* [Requirements]
Transcribe the material verbatim in full; the pictures do not belong in the copy.

* [Records shown]
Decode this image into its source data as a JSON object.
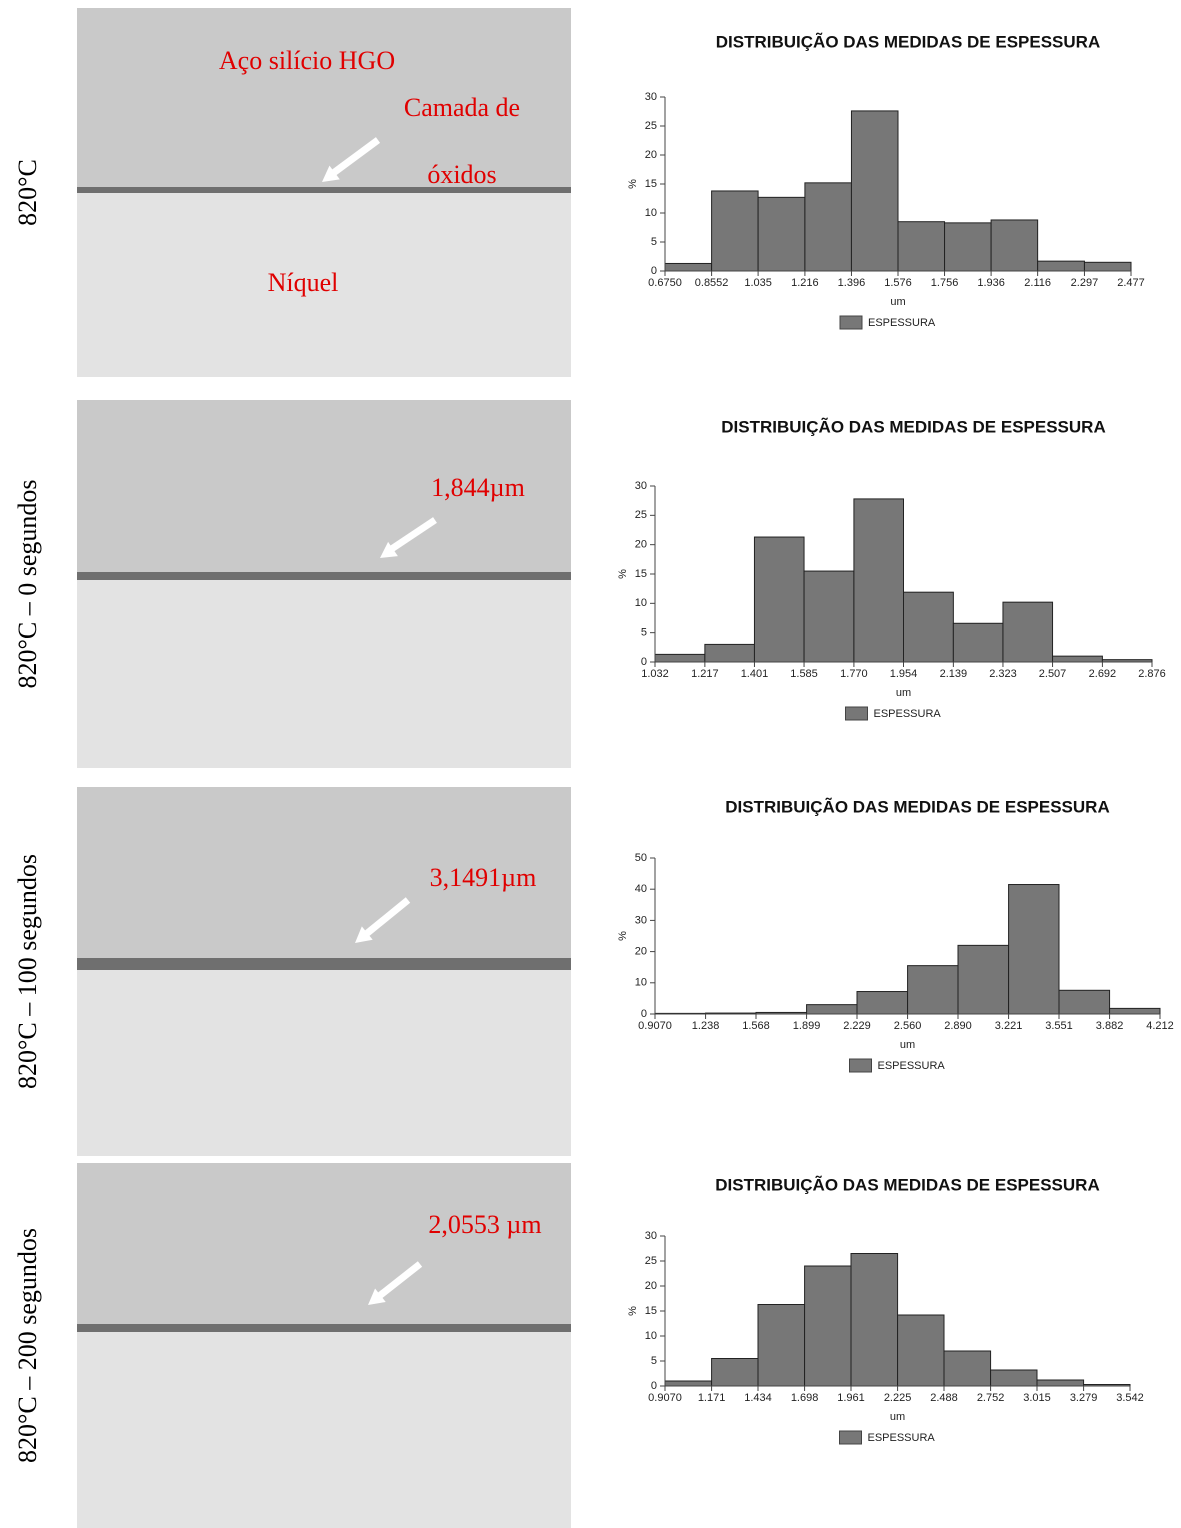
{
  "rows": [
    {
      "label": "820°C",
      "annotations": [
        "Aço silício HGO",
        "Camada de",
        "óxidos",
        "Níquel"
      ]
    },
    {
      "label": "820°C – 0 segundos",
      "annotations": [
        "1,844µm"
      ]
    },
    {
      "label": "820°C – 100 segundos",
      "annotations": [
        "3,1491µm"
      ]
    },
    {
      "label": "820°C – 200 segundos",
      "annotations": [
        "2,0553 µm"
      ]
    }
  ],
  "chart_data": [
    {
      "type": "histogram",
      "title": "DISTRIBUIÇÃO DAS MEDIDAS DE ESPESSURA",
      "x_label": "um",
      "y_label": "%",
      "bins": [
        0.675,
        0.8552,
        1.035,
        1.216,
        1.396,
        1.576,
        1.756,
        1.936,
        2.116,
        2.297,
        2.477
      ],
      "series": [
        {
          "name": "ESPESSURA",
          "color": "#777777",
          "values": [
            1.3,
            13.8,
            12.7,
            15.2,
            27.6,
            8.5,
            8.3,
            8.8,
            1.7,
            1.5
          ]
        }
      ],
      "xlim": [
        0.675,
        2.477
      ],
      "ylim": [
        0,
        30
      ],
      "xticks": [
        {
          "value": 0.675,
          "label": "0.6750"
        },
        0.8552,
        1.035,
        1.216,
        1.396,
        1.576,
        1.756,
        1.936,
        2.116,
        2.297,
        2.477
      ],
      "yticks": [
        0,
        5,
        10,
        15,
        20,
        25,
        30
      ]
    },
    {
      "type": "histogram",
      "title": "DISTRIBUIÇÃO DAS MEDIDAS DE ESPESSURA",
      "x_label": "um",
      "y_label": "%",
      "bins": [
        1.032,
        1.217,
        1.401,
        1.585,
        1.77,
        1.954,
        2.139,
        2.323,
        2.507,
        2.692,
        2.876
      ],
      "series": [
        {
          "name": "ESPESSURA",
          "color": "#777777",
          "values": [
            1.3,
            3.0,
            21.3,
            15.5,
            27.8,
            11.9,
            6.6,
            10.2,
            1.0,
            0.4
          ]
        }
      ],
      "xlim": [
        1.032,
        2.876
      ],
      "ylim": [
        0,
        30
      ],
      "xticks": [
        1.032,
        1.217,
        1.401,
        1.585,
        {
          "value": 1.77,
          "label": "1.770"
        },
        1.954,
        2.139,
        2.323,
        2.507,
        2.692,
        2.876
      ],
      "yticks": [
        0,
        5,
        10,
        15,
        20,
        25,
        30
      ]
    },
    {
      "type": "histogram",
      "title": "DISTRIBUIÇÃO DAS MEDIDAS DE ESPESSURA",
      "x_label": "um",
      "y_label": "%",
      "bins": [
        0.907,
        1.238,
        1.568,
        1.899,
        2.229,
        2.56,
        2.89,
        3.221,
        3.551,
        3.882,
        4.212
      ],
      "series": [
        {
          "name": "ESPESSURA",
          "color": "#777777",
          "values": [
            0.2,
            0.3,
            0.5,
            3.0,
            7.2,
            15.5,
            22.0,
            41.5,
            7.6,
            1.8
          ]
        }
      ],
      "xlim": [
        0.907,
        4.212
      ],
      "ylim": [
        0,
        50
      ],
      "xticks": [
        {
          "value": 0.907,
          "label": "0.9070"
        },
        1.238,
        1.568,
        1.899,
        2.229,
        {
          "value": 2.56,
          "label": "2.560"
        },
        {
          "value": 2.89,
          "label": "2.890"
        },
        3.221,
        3.551,
        3.882,
        4.212
      ],
      "yticks": [
        0,
        10,
        20,
        30,
        40,
        50
      ]
    },
    {
      "type": "histogram",
      "title": "DISTRIBUIÇÃO DAS MEDIDAS DE ESPESSURA",
      "x_label": "um",
      "y_label": "%",
      "bins": [
        0.907,
        1.171,
        1.434,
        1.698,
        1.961,
        2.225,
        2.488,
        2.752,
        3.015,
        3.279,
        3.542
      ],
      "series": [
        {
          "name": "ESPESSURA",
          "color": "#777777",
          "values": [
            1.0,
            5.5,
            16.3,
            24.0,
            26.5,
            14.2,
            7.0,
            3.2,
            1.2,
            0.3
          ]
        }
      ],
      "xlim": [
        0.907,
        3.542
      ],
      "ylim": [
        0,
        30
      ],
      "xticks": [
        {
          "value": 0.907,
          "label": "0.9070"
        },
        1.171,
        1.434,
        1.698,
        1.961,
        2.225,
        2.488,
        2.752,
        3.015,
        3.279,
        3.542
      ],
      "yticks": [
        0,
        5,
        10,
        15,
        20,
        25,
        30
      ]
    }
  ]
}
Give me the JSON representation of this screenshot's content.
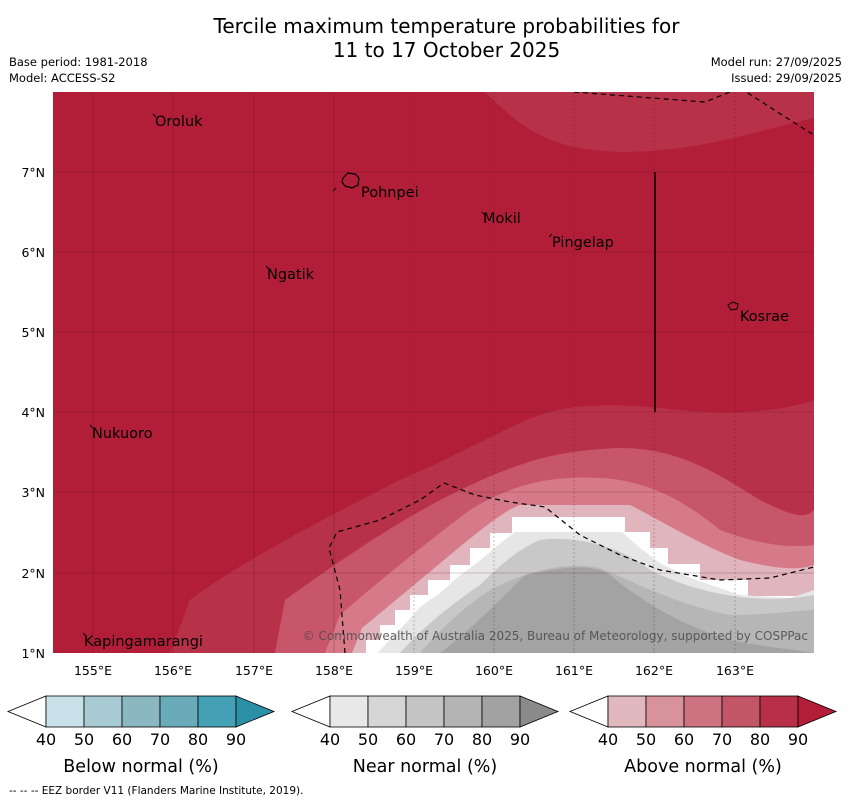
{
  "title": {
    "line1": "Tercile maximum temperature probabilities for",
    "line2": "11 to 17 October 2025"
  },
  "meta": {
    "base_period": "Base period: 1981-2018",
    "model": "Model: ACCESS-S2",
    "model_run": "Model run: 27/09/2025",
    "issued": "Issued: 29/09/2025"
  },
  "map": {
    "lon_labels": [
      "155°E",
      "156°E",
      "157°E",
      "158°E",
      "159°E",
      "160°E",
      "161°E",
      "162°E",
      "163°E"
    ],
    "lat_labels": [
      "1°N",
      "2°N",
      "3°N",
      "4°N",
      "5°N",
      "6°N",
      "7°N"
    ],
    "places": [
      "Oroluk",
      "Pohnpei",
      "Mokil",
      "Pingelap",
      "Ngatik",
      "Kosrae",
      "Nukuoro",
      "Kapingamarangi"
    ],
    "copyright": "© Commonwealth of Australia 2025, Bureau of Meteorology, supported by COSPPac",
    "colors": {
      "above_90": "#b21e38",
      "above_80": "#b73149",
      "above_70": "#c8566a",
      "above_60": "#d67a89",
      "above_50": "#e0b5bd",
      "near_60": "#c8c8c8",
      "near_70": "#b6b6b6",
      "near_80": "#a3a3a3"
    }
  },
  "legends": [
    {
      "label": "Below normal (%)",
      "ticks": [
        "40",
        "50",
        "60",
        "70",
        "80",
        "90"
      ],
      "colors": [
        "#ffffff",
        "#c9e2e9",
        "#a8cbd3",
        "#8bb7c1",
        "#6aabba",
        "#44a0b4",
        "#2b8fa5"
      ]
    },
    {
      "label": "Near normal (%)",
      "ticks": [
        "40",
        "50",
        "60",
        "70",
        "80",
        "90"
      ],
      "colors": [
        "#ffffff",
        "#e8e8e8",
        "#d6d6d6",
        "#c4c4c4",
        "#b4b4b4",
        "#a2a2a2",
        "#8a8a8a"
      ]
    },
    {
      "label": "Above normal (%)",
      "ticks": [
        "40",
        "50",
        "60",
        "70",
        "80",
        "90"
      ],
      "colors": [
        "#ffffff",
        "#e2b8bf",
        "#d8929c",
        "#cc7280",
        "#c25566",
        "#b82f48",
        "#b21e38"
      ]
    }
  ],
  "footer": "--  --  -- EEZ border V11 (Flanders Marine Institute, 2019)."
}
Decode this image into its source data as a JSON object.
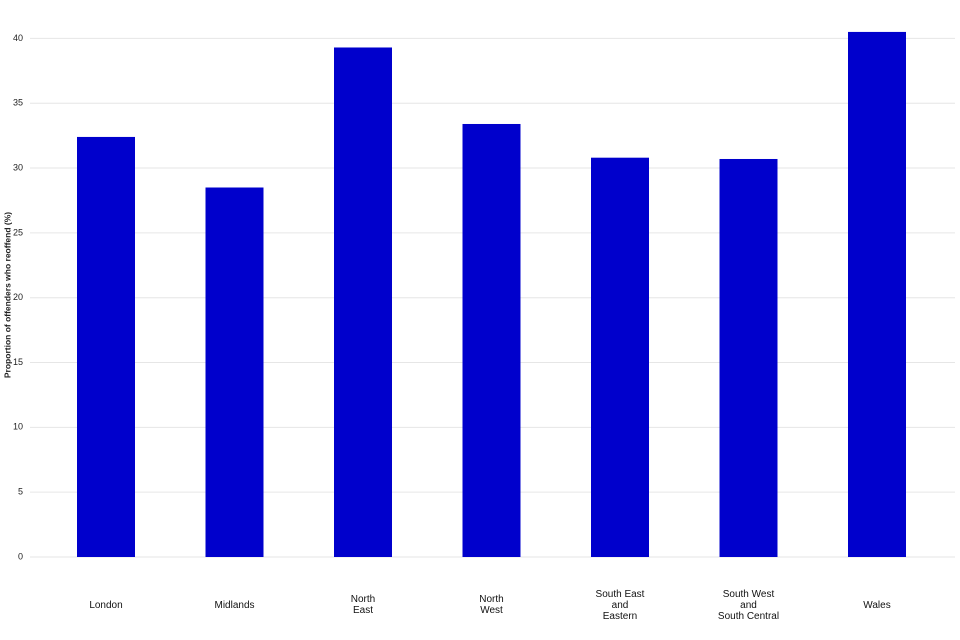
{
  "chart_data": {
    "type": "bar",
    "y_label": "Proportion of offenders who reoffend (%)",
    "categories": [
      "London",
      "Midlands",
      "North\nEast",
      "North\nWest",
      "South East\nand\nEastern",
      "South West\nand\nSouth Central",
      "Wales"
    ],
    "values": [
      32.4,
      28.5,
      39.3,
      33.4,
      30.8,
      30.7,
      40.5
    ],
    "color": "#0000cc",
    "ylim": [
      0,
      42.5
    ],
    "yticks": [
      0,
      5,
      10,
      15,
      20,
      25,
      30,
      35,
      40
    ],
    "grid": true
  }
}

* [Answer to the problem]
Decode this image into its source data as a JSON object.
{
  "rows": [
    {
      "label": "820°C",
      "annotations": [
        "Aço silício HGO",
        "Camada de",
        "óxidos",
        "Níquel"
      ]
    },
    {
      "label": "820°C – 0 segundos",
      "annotations": [
        "1,844µm"
      ]
    },
    {
      "label": "820°C – 100 segundos",
      "annotations": [
        "3,1491µm"
      ]
    },
    {
      "label": "820°C – 200 segundos",
      "annotations": [
        "2,0553 µm"
      ]
    }
  ],
  "chart_data": [
    {
      "type": "histogram",
      "title": "DISTRIBUIÇÃO DAS MEDIDAS DE ESPESSURA",
      "x_label": "um",
      "y_label": "%",
      "bins": [
        0.675,
        0.8552,
        1.035,
        1.216,
        1.396,
        1.576,
        1.756,
        1.936,
        2.116,
        2.297,
        2.477
      ],
      "series": [
        {
          "name": "ESPESSURA",
          "color": "#777777",
          "values": [
            1.3,
            13.8,
            12.7,
            15.2,
            27.6,
            8.5,
            8.3,
            8.8,
            1.7,
            1.5
          ]
        }
      ],
      "xlim": [
        0.675,
        2.477
      ],
      "ylim": [
        0,
        30
      ],
      "xticks": [
        {
          "value": 0.675,
          "label": "0.6750"
        },
        0.8552,
        1.035,
        1.216,
        1.396,
        1.576,
        1.756,
        1.936,
        2.116,
        2.297,
        2.477
      ],
      "yticks": [
        0,
        5,
        10,
        15,
        20,
        25,
        30
      ]
    },
    {
      "type": "histogram",
      "title": "DISTRIBUIÇÃO DAS MEDIDAS DE ESPESSURA",
      "x_label": "um",
      "y_label": "%",
      "bins": [
        1.032,
        1.217,
        1.401,
        1.585,
        1.77,
        1.954,
        2.139,
        2.323,
        2.507,
        2.692,
        2.876
      ],
      "series": [
        {
          "name": "ESPESSURA",
          "color": "#777777",
          "values": [
            1.3,
            3.0,
            21.3,
            15.5,
            27.8,
            11.9,
            6.6,
            10.2,
            1.0,
            0.4
          ]
        }
      ],
      "xlim": [
        1.032,
        2.876
      ],
      "ylim": [
        0,
        30
      ],
      "xticks": [
        1.032,
        1.217,
        1.401,
        1.585,
        {
          "value": 1.77,
          "label": "1.770"
        },
        1.954,
        2.139,
        2.323,
        2.507,
        2.692,
        2.876
      ],
      "yticks": [
        0,
        5,
        10,
        15,
        20,
        25,
        30
      ]
    },
    {
      "type": "histogram",
      "title": "DISTRIBUIÇÃO DAS MEDIDAS DE ESPESSURA",
      "x_label": "um",
      "y_label": "%",
      "bins": [
        0.907,
        1.238,
        1.568,
        1.899,
        2.229,
        2.56,
        2.89,
        3.221,
        3.551,
        3.882,
        4.212
      ],
      "series": [
        {
          "name": "ESPESSURA",
          "color": "#777777",
          "values": [
            0.2,
            0.3,
            0.5,
            3.0,
            7.2,
            15.5,
            22.0,
            41.5,
            7.6,
            1.8
          ]
        }
      ],
      "xlim": [
        0.907,
        4.212
      ],
      "ylim": [
        0,
        50
      ],
      "xticks": [
        {
          "value": 0.907,
          "label": "0.9070"
        },
        1.238,
        1.568,
        1.899,
        2.229,
        {
          "value": 2.56,
          "label": "2.560"
        },
        {
          "value": 2.89,
          "label": "2.890"
        },
        3.221,
        3.551,
        3.882,
        4.212
      ],
      "yticks": [
        0,
        10,
        20,
        30,
        40,
        50
      ]
    },
    {
      "type": "histogram",
      "title": "DISTRIBUIÇÃO DAS MEDIDAS DE ESPESSURA",
      "x_label": "um",
      "y_label": "%",
      "bins": [
        0.907,
        1.171,
        1.434,
        1.698,
        1.961,
        2.225,
        2.488,
        2.752,
        3.015,
        3.279,
        3.542
      ],
      "series": [
        {
          "name": "ESPESSURA",
          "color": "#777777",
          "values": [
            1.0,
            5.5,
            16.3,
            24.0,
            26.5,
            14.2,
            7.0,
            3.2,
            1.2,
            0.3
          ]
        }
      ],
      "xlim": [
        0.907,
        3.542
      ],
      "ylim": [
        0,
        30
      ],
      "xticks": [
        {
          "value": 0.907,
          "label": "0.9070"
        },
        1.171,
        1.434,
        1.698,
        1.961,
        2.225,
        2.488,
        2.752,
        3.015,
        3.279,
        3.542
      ],
      "yticks": [
        0,
        5,
        10,
        15,
        20,
        25,
        30
      ]
    }
  ]
}
Give me the JSON representation of this screenshot's content.
{
  "title": {
    "line1": "Tercile maximum temperature probabilities for",
    "line2": "11 to 17 October 2025"
  },
  "meta": {
    "base_period": "Base period: 1981-2018",
    "model": "Model: ACCESS-S2",
    "model_run": "Model run: 27/09/2025",
    "issued": "Issued: 29/09/2025"
  },
  "map": {
    "lon_labels": [
      "155°E",
      "156°E",
      "157°E",
      "158°E",
      "159°E",
      "160°E",
      "161°E",
      "162°E",
      "163°E"
    ],
    "lat_labels": [
      "1°N",
      "2°N",
      "3°N",
      "4°N",
      "5°N",
      "6°N",
      "7°N"
    ],
    "places": [
      "Oroluk",
      "Pohnpei",
      "Mokil",
      "Pingelap",
      "Ngatik",
      "Kosrae",
      "Nukuoro",
      "Kapingamarangi"
    ],
    "copyright": "© Commonwealth of Australia 2025, Bureau of Meteorology, supported by COSPPac",
    "colors": {
      "above_90": "#b21e38",
      "above_80": "#b73149",
      "above_70": "#c8566a",
      "above_60": "#d67a89",
      "above_50": "#e0b5bd",
      "near_60": "#c8c8c8",
      "near_70": "#b6b6b6",
      "near_80": "#a3a3a3"
    }
  },
  "legends": [
    {
      "label": "Below normal (%)",
      "ticks": [
        "40",
        "50",
        "60",
        "70",
        "80",
        "90"
      ],
      "colors": [
        "#ffffff",
        "#c9e2e9",
        "#a8cbd3",
        "#8bb7c1",
        "#6aabba",
        "#44a0b4",
        "#2b8fa5"
      ]
    },
    {
      "label": "Near normal (%)",
      "ticks": [
        "40",
        "50",
        "60",
        "70",
        "80",
        "90"
      ],
      "colors": [
        "#ffffff",
        "#e8e8e8",
        "#d6d6d6",
        "#c4c4c4",
        "#b4b4b4",
        "#a2a2a2",
        "#8a8a8a"
      ]
    },
    {
      "label": "Above normal (%)",
      "ticks": [
        "40",
        "50",
        "60",
        "70",
        "80",
        "90"
      ],
      "colors": [
        "#ffffff",
        "#e2b8bf",
        "#d8929c",
        "#cc7280",
        "#c25566",
        "#b82f48",
        "#b21e38"
      ]
    }
  ],
  "footer": "--  --  -- EEZ border V11 (Flanders Marine Institute, 2019)."
}
Decode this image into its source data as a JSON object.
{
  "chart_data": {
    "type": "bar",
    "y_label": "Proportion of offenders who reoffend (%)",
    "categories": [
      "London",
      "Midlands",
      "North\nEast",
      "North\nWest",
      "South East\nand\nEastern",
      "South West\nand\nSouth Central",
      "Wales"
    ],
    "values": [
      32.4,
      28.5,
      39.3,
      33.4,
      30.8,
      30.7,
      40.5
    ],
    "color": "#0000cc",
    "ylim": [
      0,
      42.5
    ],
    "yticks": [
      0,
      5,
      10,
      15,
      20,
      25,
      30,
      35,
      40
    ],
    "grid": true
  }
}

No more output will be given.